Extract each record and reproduce it exactly.

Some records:
:::::

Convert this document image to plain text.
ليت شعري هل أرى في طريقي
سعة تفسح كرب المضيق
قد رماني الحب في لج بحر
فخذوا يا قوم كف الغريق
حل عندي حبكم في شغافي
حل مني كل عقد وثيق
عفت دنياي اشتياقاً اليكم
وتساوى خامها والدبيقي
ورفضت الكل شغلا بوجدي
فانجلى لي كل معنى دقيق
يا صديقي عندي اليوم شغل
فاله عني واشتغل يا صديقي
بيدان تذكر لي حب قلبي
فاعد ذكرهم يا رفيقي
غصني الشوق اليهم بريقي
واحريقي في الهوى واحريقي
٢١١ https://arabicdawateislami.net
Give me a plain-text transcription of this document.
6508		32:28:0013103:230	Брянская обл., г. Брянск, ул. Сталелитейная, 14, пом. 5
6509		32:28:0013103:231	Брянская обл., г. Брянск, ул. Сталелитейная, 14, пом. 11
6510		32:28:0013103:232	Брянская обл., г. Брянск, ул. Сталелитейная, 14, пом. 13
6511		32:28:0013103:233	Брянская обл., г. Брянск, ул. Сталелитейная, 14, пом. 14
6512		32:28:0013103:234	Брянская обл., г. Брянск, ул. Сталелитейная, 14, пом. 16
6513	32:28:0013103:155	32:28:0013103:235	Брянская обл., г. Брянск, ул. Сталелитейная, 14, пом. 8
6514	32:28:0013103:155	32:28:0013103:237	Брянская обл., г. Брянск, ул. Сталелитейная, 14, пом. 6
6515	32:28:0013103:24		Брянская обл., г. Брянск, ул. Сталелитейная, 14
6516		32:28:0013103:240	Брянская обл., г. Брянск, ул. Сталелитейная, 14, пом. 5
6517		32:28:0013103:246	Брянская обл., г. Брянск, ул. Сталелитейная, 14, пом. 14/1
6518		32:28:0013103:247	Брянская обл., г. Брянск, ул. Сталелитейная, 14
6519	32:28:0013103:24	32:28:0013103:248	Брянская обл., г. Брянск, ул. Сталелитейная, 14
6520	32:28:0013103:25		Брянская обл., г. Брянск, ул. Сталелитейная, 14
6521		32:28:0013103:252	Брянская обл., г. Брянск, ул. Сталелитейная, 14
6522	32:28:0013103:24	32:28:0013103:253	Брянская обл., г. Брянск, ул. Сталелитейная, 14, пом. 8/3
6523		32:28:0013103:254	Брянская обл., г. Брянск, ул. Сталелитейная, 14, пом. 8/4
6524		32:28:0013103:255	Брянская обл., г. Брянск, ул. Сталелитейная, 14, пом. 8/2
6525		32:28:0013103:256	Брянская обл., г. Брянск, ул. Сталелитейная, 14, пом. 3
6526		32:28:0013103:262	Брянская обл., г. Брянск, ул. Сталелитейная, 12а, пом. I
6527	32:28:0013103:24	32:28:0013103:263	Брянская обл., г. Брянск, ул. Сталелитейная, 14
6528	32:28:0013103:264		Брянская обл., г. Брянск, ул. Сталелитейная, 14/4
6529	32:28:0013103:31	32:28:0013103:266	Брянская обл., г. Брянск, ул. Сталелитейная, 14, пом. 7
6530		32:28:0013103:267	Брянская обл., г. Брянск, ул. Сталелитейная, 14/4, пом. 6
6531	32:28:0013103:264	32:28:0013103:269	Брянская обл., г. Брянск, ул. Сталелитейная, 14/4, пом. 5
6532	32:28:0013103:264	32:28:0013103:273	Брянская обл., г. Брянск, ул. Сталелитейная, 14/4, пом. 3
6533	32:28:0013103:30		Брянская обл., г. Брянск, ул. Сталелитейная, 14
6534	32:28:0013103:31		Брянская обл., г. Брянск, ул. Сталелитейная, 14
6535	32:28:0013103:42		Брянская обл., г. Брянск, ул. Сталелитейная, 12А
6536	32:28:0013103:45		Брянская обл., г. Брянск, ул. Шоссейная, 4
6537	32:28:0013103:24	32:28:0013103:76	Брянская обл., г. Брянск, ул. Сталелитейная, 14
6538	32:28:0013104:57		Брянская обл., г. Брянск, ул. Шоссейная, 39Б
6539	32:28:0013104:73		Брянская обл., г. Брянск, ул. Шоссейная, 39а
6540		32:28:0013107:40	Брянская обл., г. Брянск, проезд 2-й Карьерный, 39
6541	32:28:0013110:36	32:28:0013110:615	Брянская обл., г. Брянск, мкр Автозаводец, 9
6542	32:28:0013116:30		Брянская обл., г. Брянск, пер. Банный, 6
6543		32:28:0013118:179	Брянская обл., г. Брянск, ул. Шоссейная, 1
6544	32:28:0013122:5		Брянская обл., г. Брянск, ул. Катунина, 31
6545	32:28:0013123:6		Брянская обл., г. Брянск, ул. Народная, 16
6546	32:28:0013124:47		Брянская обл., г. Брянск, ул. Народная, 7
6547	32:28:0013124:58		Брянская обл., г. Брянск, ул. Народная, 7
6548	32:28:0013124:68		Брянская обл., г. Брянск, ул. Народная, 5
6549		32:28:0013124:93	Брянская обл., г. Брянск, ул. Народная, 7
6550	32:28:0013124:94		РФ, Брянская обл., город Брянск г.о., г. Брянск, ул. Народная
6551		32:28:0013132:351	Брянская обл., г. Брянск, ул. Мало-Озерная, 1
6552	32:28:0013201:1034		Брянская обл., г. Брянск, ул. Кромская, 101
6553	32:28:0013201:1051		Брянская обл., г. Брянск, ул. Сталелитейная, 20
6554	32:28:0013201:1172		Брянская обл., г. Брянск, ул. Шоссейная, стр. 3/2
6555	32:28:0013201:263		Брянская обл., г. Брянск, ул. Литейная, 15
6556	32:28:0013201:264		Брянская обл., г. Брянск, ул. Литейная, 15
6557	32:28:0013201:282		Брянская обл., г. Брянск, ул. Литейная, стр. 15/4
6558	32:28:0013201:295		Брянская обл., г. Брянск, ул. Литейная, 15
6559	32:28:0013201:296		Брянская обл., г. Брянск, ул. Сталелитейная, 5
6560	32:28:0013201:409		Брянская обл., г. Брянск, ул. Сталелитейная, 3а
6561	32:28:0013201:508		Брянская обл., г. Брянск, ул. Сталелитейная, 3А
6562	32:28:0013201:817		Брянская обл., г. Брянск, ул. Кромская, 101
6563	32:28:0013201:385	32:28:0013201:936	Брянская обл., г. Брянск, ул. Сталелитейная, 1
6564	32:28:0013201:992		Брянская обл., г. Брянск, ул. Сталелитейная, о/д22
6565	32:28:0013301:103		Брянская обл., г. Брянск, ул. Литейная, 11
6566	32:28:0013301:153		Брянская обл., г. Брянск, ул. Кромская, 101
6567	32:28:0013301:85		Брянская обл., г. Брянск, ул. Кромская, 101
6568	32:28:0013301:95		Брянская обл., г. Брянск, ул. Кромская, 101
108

:::::

Finished exercise:
Convert this document image to plain text.
ليت شعري هل أرى في طريقي
سعة تفسح كرب المضيق
قد رماني الحب في لج بحر
فخذوا يا قوم كف الغريق
حل عندي حبكم في شغافي
حل مني كل عقد وثيق
عفت دنياي اشتياقاً اليكم
وتساوى خامها والدبيقي
ورفضت الكل شغلا بوجدي
فانجلى لي كل معنى دقيق
يا صديقي عندي اليوم شغل
فاله عني واشتغل يا صديقي
بيدان تذكر لي حب قلبي
فاعد ذكرهم يا رفيقي
غصني الشوق اليهم بريقي
واحريقي في الهوى واحريقي
٢١١ https://arabicdawateislami.net
Give me a plain-text transcription of this document.
6508		32:28:0013103:230	Брянская обл., г. Брянск, ул. Сталелитейная, 14, пом. 5
6509		32:28:0013103:231	Брянская обл., г. Брянск, ул. Сталелитейная, 14, пом. 11
6510		32:28:0013103:232	Брянская обл., г. Брянск, ул. Сталелитейная, 14, пом. 13
6511		32:28:0013103:233	Брянская обл., г. Брянск, ул. Сталелитейная, 14, пом. 14
6512		32:28:0013103:234	Брянская обл., г. Брянск, ул. Сталелитейная, 14, пом. 16
6513	32:28:0013103:155	32:28:0013103:235	Брянская обл., г. Брянск, ул. Сталелитейная, 14, пом. 8
6514	32:28:0013103:155	32:28:0013103:237	Брянская обл., г. Брянск, ул. Сталелитейная, 14, пом. 6
6515	32:28:0013103:24		Брянская обл., г. Брянск, ул. Сталелитейная, 14
6516		32:28:0013103:240	Брянская обл., г. Брянск, ул. Сталелитейная, 14, пом. 5
6517		32:28:0013103:246	Брянская обл., г. Брянск, ул. Сталелитейная, 14, пом. 14/1
6518		32:28:0013103:247	Брянская обл., г. Брянск, ул. Сталелитейная, 14
6519	32:28:0013103:24	32:28:0013103:248	Брянская обл., г. Брянск, ул. Сталелитейная, 14
6520	32:28:0013103:25		Брянская обл., г. Брянск, ул. Сталелитейная, 14
6521		32:28:0013103:252	Брянская обл., г. Брянск, ул. Сталелитейная, 14
6522	32:28:0013103:24	32:28:0013103:253	Брянская обл., г. Брянск, ул. Сталелитейная, 14, пом. 8/3
6523		32:28:0013103:254	Брянская обл., г. Брянск, ул. Сталелитейная, 14, пом. 8/4
6524		32:28:0013103:255	Брянская обл., г. Брянск, ул. Сталелитейная, 14, пом. 8/2
6525		32:28:0013103:256	Брянская обл., г. Брянск, ул. Сталелитейная, 14, пом. 3
6526		32:28:0013103:262	Брянская обл., г. Брянск, ул. Сталелитейная, 12а, пом. I
6527	32:28:0013103:24	32:28:0013103:263	Брянская обл., г. Брянск, ул. Сталелитейная, 14
6528	32:28:0013103:264		Брянская обл., г. Брянск, ул. Сталелитейная, 14/4
6529	32:28:0013103:31	32:28:0013103:266	Брянская обл., г. Брянск, ул. Сталелитейная, 14, пом. 7
6530		32:28:0013103:267	Брянская обл., г. Брянск, ул. Сталелитейная, 14/4, пом. 6
6531	32:28:0013103:264	32:28:0013103:269	Брянская обл., г. Брянск, ул. Сталелитейная, 14/4, пом. 5
6532	32:28:0013103:264	32:28:0013103:273	Брянская обл., г. Брянск, ул. Сталелитейная, 14/4, пом. 3
6533	32:28:0013103:30		Брянская обл., г. Брянск, ул. Сталелитейная, 14
6534	32:28:0013103:31		Брянская обл., г. Брянск, ул. Сталелитейная, 14
6535	32:28:0013103:42		Брянская обл., г. Брянск, ул. Сталелитейная, 12А
6536	32:28:0013103:45		Брянская обл., г. Брянск, ул. Шоссейная, 4
6537	32:28:0013103:24	32:28:0013103:76	Брянская обл., г. Брянск, ул. Сталелитейная, 14
6538	32:28:0013104:57		Брянская обл., г. Брянск, ул. Шоссейная, 39Б
6539	32:28:0013104:73		Брянская обл., г. Брянск, ул. Шоссейная, 39а
6540		32:28:0013107:40	Брянская обл., г. Брянск, проезд 2-й Карьерный, 39
6541	32:28:0013110:36	32:28:0013110:615	Брянская обл., г. Брянск, мкр Автозаводец, 9
6542	32:28:0013116:30		Брянская обл., г. Брянск, пер. Банный, 6
6543		32:28:0013118:179	Брянская обл., г. Брянск, ул. Шоссейная, 1
6544	32:28:0013122:5		Брянская обл., г. Брянск, ул. Катунина, 31
6545	32:28:0013123:6		Брянская обл., г. Брянск, ул. Народная, 16
6546	32:28:0013124:47		Брянская обл., г. Брянск, ул. Народная, 7
6547	32:28:0013124:58		Брянская обл., г. Брянск, ул. Народная, 7
6548	32:28:0013124:68		Брянская обл., г. Брянск, ул. Народная, 5
6549		32:28:0013124:93	Брянская обл., г. Брянск, ул. Народная, 7
6550	32:28:0013124:94		РФ, Брянская обл., город Брянск г.о., г. Брянск, ул. Народная
6551		32:28:0013132:351	Брянская обл., г. Брянск, ул. Мало-Озерная, 1
6552	32:28:0013201:1034		Брянская обл., г. Брянск, ул. Кромская, 101
6553	32:28:0013201:1051		Брянская обл., г. Брянск, ул. Сталелитейная, 20
6554	32:28:0013201:1172		Брянская обл., г. Брянск, ул. Шоссейная, стр. 3/2
6555	32:28:0013201:263		Брянская обл., г. Брянск, ул. Литейная, 15
6556	32:28:0013201:264		Брянская обл., г. Брянск, ул. Литейная, 15
6557	32:28:0013201:282		Брянская обл., г. Брянск, ул. Литейная, стр. 15/4
6558	32:28:0013201:295		Брянская обл., г. Брянск, ул. Литейная, 15
6559	32:28:0013201:296		Брянская обл., г. Брянск, ул. Сталелитейная, 5
6560	32:28:0013201:409		Брянская обл., г. Брянск, ул. Сталелитейная, 3а
6561	32:28:0013201:508		Брянская обл., г. Брянск, ул. Сталелитейная, 3А
6562	32:28:0013201:817		Брянская обл., г. Брянск, ул. Кромская, 101
6563	32:28:0013201:385	32:28:0013201:936	Брянская обл., г. Брянск, ул. Сталелитейная, 1
6564	32:28:0013201:992		Брянская обл., г. Брянск, ул. Сталелитейная, о/д22
6565	32:28:0013301:103		Брянская обл., г. Брянск, ул. Литейная, 11
6566	32:28:0013301:153		Брянская обл., г. Брянск, ул. Кромская, 101
6567	32:28:0013301:85		Брянская обл., г. Брянск, ул. Кромская, 101
6568	32:28:0013301:95		Брянская обл., г. Брянск, ул. Кромская, 101
108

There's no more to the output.